### The input
══════════════════════════════

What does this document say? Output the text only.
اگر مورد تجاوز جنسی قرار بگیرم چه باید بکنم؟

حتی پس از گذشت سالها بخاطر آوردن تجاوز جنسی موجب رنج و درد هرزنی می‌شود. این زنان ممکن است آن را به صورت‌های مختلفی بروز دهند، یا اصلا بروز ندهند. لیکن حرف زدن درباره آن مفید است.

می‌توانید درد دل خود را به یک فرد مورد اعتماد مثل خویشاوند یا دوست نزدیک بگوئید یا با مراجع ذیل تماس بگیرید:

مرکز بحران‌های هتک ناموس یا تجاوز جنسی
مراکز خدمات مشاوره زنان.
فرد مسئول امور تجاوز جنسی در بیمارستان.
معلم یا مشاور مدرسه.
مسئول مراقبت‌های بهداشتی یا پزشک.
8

══════════════════════════════

### To be done
Extract the complete listing verbatim.

### Response to this exercise
What does this document say? Output the text only.
اگر مورد تجاوز جنسی قرار بگیرم چه باید بکنم؟

حتی پس از گذشت سالها بخاطر آوردن تجاوز جنسی موجب رنج و درد هرزنی می‌شود. این زنان ممکن است آن را به صورت‌های مختلفی بروز دهند، یا اصلا بروز ندهند. لیکن حرف زدن درباره آن مفید است.

می‌توانید درد دل خود را به یک فرد مورد اعتماد مثل خویشاوند یا دوست نزدیک بگوئید یا با مراجع ذیل تماس بگیرید:

مرکز بحران‌های هتک ناموس یا تجاوز جنسی
مراکز خدمات مشاوره زنان.
فرد مسئول امور تجاوز جنسی در بیمارستان.
معلم یا مشاور مدرسه.
مسئول مراقبت‌های بهداشتی یا پزشک.
8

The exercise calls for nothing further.